## Dataset listings of figures
^^^^

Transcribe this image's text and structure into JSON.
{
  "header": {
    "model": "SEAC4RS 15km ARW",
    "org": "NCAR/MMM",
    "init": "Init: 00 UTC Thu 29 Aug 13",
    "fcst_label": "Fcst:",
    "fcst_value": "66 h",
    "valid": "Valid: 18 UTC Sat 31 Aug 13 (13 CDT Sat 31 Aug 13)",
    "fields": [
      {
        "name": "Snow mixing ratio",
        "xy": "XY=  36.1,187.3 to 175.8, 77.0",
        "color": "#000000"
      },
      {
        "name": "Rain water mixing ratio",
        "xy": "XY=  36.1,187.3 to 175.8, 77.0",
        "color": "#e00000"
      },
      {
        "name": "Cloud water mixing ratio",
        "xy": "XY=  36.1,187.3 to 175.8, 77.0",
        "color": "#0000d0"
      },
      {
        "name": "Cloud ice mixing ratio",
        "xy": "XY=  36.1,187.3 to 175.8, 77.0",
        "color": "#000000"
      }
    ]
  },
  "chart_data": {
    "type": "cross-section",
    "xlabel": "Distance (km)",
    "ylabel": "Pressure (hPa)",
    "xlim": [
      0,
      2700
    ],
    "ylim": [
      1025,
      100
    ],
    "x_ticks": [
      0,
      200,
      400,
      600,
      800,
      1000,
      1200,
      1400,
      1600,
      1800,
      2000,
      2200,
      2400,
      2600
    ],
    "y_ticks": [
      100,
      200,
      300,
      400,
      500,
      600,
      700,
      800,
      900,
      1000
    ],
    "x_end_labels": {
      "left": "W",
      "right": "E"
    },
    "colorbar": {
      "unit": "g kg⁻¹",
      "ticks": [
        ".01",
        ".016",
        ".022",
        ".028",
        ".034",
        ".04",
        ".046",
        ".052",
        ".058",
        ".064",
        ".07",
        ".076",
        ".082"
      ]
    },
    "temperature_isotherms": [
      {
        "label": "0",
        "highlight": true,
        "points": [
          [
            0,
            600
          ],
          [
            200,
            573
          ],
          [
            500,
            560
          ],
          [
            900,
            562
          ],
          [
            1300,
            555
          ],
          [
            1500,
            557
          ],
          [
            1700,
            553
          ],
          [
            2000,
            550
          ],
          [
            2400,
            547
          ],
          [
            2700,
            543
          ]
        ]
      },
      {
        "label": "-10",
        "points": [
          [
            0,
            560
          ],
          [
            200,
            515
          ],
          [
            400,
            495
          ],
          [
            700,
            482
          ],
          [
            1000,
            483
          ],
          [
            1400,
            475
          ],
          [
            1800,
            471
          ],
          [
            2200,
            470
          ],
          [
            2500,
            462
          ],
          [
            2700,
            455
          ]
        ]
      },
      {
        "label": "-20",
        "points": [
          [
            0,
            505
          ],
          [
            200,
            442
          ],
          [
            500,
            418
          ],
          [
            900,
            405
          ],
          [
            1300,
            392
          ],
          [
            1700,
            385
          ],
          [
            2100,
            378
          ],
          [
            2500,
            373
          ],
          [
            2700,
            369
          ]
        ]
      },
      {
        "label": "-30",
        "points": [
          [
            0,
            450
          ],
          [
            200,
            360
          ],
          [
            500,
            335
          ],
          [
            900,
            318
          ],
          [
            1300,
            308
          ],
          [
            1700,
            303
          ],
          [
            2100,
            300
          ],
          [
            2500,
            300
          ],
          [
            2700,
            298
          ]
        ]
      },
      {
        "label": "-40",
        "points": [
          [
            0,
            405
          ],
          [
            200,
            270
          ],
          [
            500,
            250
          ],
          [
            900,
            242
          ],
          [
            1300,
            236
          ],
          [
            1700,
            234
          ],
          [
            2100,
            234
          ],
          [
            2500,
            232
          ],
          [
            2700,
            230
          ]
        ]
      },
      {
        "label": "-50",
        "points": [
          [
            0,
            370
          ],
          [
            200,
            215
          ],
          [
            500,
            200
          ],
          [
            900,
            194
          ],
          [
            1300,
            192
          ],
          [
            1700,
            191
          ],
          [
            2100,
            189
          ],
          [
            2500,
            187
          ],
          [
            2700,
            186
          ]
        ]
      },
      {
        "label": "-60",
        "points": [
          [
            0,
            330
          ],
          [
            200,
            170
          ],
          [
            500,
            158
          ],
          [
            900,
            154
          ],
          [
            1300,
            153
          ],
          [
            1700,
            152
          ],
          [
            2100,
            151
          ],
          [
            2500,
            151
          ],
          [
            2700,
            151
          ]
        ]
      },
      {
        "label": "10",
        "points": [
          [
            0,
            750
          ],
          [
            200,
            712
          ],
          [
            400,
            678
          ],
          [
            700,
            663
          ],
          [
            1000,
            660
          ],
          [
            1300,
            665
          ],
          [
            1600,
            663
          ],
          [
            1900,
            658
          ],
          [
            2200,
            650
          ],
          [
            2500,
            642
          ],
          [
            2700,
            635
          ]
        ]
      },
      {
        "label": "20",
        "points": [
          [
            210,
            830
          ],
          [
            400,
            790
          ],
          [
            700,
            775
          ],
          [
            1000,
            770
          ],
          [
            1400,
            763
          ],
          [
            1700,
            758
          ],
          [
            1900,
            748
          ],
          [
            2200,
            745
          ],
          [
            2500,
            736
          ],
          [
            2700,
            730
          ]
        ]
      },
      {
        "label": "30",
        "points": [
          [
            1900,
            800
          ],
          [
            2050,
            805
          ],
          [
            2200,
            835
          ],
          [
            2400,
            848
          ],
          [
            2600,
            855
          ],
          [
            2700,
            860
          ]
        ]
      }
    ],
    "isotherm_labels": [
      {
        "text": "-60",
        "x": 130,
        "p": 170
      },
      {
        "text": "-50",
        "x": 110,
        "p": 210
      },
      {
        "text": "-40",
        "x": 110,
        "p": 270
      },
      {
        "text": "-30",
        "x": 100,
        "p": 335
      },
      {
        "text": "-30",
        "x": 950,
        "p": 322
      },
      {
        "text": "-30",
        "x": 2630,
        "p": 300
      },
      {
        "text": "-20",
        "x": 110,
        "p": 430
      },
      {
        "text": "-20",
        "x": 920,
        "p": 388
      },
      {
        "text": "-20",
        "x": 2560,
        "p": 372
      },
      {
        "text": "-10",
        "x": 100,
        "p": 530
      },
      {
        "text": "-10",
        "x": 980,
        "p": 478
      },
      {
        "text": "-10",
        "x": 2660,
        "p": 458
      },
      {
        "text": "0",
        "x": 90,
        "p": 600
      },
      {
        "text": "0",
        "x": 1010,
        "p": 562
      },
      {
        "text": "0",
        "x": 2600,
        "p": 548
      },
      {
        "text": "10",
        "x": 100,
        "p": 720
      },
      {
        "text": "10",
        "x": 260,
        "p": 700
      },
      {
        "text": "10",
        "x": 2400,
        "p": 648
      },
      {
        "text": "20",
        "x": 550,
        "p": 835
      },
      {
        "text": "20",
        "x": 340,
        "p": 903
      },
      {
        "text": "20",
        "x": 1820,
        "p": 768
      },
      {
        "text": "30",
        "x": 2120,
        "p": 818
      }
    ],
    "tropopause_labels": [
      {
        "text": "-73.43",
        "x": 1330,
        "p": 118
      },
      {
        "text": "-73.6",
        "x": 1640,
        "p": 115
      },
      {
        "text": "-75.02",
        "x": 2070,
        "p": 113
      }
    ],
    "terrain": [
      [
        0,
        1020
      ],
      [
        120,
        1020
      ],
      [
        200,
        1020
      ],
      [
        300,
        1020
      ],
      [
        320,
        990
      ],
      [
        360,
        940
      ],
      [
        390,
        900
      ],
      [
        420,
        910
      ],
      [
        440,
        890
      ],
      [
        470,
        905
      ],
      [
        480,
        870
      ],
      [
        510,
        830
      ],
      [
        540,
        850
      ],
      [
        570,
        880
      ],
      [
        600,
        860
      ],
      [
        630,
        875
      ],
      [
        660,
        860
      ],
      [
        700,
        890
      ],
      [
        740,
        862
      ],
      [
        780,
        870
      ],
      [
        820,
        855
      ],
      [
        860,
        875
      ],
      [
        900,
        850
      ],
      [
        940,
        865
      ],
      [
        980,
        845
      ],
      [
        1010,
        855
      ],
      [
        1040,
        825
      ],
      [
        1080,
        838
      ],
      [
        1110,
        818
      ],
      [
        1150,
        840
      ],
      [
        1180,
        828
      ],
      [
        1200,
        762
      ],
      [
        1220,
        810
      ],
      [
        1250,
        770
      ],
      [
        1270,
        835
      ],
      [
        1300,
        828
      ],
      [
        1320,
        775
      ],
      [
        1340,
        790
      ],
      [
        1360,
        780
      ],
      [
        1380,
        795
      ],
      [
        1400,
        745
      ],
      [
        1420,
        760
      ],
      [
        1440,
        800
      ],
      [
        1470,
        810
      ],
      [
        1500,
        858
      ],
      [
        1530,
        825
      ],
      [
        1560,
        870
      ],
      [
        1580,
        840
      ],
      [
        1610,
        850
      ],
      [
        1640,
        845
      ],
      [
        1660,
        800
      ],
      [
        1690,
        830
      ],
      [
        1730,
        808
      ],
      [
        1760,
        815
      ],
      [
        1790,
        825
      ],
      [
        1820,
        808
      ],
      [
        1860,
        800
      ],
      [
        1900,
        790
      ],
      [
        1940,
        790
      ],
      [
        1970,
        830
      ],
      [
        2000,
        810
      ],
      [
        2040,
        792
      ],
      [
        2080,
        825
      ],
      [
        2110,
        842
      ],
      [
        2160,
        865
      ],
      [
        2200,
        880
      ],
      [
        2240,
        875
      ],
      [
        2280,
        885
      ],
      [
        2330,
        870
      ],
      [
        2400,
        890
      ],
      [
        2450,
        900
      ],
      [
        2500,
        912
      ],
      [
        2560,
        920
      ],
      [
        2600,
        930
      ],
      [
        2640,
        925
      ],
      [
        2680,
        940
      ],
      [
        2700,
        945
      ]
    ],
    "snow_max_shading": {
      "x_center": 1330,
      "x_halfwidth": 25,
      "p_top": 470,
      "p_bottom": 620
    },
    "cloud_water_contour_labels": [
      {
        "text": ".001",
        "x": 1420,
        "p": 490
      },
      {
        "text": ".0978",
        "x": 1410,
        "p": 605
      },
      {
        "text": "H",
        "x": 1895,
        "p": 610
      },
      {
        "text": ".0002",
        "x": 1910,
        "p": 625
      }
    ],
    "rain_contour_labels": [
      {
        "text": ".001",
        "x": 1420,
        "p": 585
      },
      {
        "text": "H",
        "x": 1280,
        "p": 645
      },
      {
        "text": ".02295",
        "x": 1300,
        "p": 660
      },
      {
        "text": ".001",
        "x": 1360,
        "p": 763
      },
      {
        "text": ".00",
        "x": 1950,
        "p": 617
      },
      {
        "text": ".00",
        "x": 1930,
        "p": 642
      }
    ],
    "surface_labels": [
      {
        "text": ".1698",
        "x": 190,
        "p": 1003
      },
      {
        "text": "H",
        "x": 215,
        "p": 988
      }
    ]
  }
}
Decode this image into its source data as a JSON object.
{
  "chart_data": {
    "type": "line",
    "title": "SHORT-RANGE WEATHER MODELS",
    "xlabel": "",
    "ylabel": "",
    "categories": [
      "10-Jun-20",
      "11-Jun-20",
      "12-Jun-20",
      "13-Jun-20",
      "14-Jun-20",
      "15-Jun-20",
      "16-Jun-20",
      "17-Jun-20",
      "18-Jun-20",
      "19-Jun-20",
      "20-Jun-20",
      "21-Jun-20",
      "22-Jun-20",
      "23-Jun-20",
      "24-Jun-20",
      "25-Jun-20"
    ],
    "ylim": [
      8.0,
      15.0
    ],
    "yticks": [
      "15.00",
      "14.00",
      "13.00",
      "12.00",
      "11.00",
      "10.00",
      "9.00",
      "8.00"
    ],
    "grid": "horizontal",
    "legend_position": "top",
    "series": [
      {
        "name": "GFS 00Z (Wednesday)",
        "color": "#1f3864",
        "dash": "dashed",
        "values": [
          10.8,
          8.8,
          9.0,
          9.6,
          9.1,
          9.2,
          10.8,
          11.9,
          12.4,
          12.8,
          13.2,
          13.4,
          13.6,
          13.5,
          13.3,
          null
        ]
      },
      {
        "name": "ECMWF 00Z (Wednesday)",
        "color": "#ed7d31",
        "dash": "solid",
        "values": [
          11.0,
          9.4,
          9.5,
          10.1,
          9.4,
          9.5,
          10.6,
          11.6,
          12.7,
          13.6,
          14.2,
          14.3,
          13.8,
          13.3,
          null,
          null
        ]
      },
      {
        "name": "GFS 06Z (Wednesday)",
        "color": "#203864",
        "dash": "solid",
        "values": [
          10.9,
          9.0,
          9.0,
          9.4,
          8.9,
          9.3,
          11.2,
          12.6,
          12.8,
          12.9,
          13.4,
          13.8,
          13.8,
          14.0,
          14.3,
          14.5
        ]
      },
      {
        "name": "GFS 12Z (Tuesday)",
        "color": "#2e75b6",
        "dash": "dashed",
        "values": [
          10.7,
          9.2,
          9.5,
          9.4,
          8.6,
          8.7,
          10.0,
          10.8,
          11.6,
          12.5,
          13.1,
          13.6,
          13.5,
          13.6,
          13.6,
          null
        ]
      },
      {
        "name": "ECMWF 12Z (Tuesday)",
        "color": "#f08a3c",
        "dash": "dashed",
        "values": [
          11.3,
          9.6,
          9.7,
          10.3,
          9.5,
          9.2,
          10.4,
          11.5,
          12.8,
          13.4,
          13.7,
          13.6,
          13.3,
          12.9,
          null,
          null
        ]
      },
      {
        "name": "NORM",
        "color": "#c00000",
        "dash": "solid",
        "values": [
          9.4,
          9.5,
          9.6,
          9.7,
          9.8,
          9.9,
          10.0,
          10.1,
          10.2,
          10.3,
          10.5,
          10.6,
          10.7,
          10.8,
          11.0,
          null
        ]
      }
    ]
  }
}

^^^^

## TASK STATEMENT
Pull out all lines of the data with the string "ratio".

## COMPLETE ANSWER
        "name": "Snow mixing ratio",
        "name": "Rain water mixing ratio",
        "name": "Cloud water mixing ratio",
        "name": "Cloud ice mixing ratio",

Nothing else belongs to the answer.